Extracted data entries
::::::

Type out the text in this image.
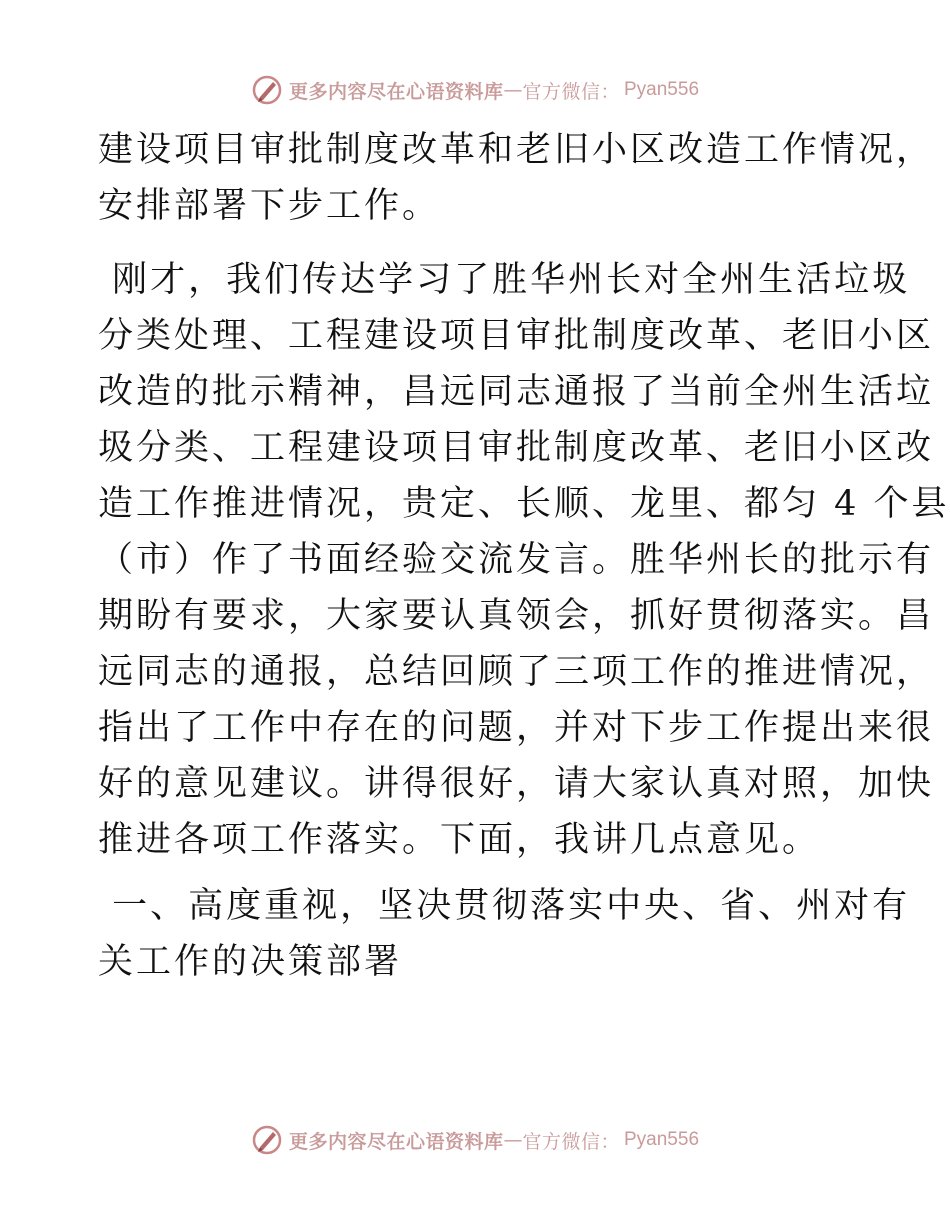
更多内容尽在心语资料库 — 官方微信： Pyan556

建设项目审批制度改革和老旧小区改造工作情况，
安排部署下步工作。

刚才，我们传达学习了胜华州长对全州生活垃圾
分类处理、工程建设项目审批制度改革、老旧小区
改造的批示精神，昌远同志通报了当前全州生活垃
圾分类、工程建设项目审批制度改革、老旧小区改
造工作推进情况，贵定、长顺、龙里、都匀 4 个县
（市）作了书面经验交流发言。胜华州长的批示有
期盼有要求，大家要认真领会，抓好贯彻落实。昌
远同志的通报，总结回顾了三项工作的推进情况，
指出了工作中存在的问题，并对下步工作提出来很
好的意见建议。讲得很好，请大家认真对照，加快
推进各项工作落实。下面，我讲几点意见。

一、高度重视，坚决贯彻落实中央、省、州对有
关工作的决策部署

更多内容尽在心语资料库 — 官方微信： Pyan556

::::::

§ Task objective:
Write every record out again exactly; no pictures belong in the copy.

§ Response below:
Type out the text in this image.
更多内容尽在心语资料库 — 官方微信： Pyan556

建设项目审批制度改革和老旧小区改造工作情况，
安排部署下步工作。

刚才，我们传达学习了胜华州长对全州生活垃圾
分类处理、工程建设项目审批制度改革、老旧小区
改造的批示精神，昌远同志通报了当前全州生活垃
圾分类、工程建设项目审批制度改革、老旧小区改
造工作推进情况，贵定、长顺、龙里、都匀 4 个县
（市）作了书面经验交流发言。胜华州长的批示有
期盼有要求，大家要认真领会，抓好贯彻落实。昌
远同志的通报，总结回顾了三项工作的推进情况，
指出了工作中存在的问题，并对下步工作提出来很
好的意见建议。讲得很好，请大家认真对照，加快
推进各项工作落实。下面，我讲几点意见。

一、高度重视，坚决贯彻落实中央、省、州对有
关工作的决策部署

更多内容尽在心语资料库 — 官方微信： Pyan556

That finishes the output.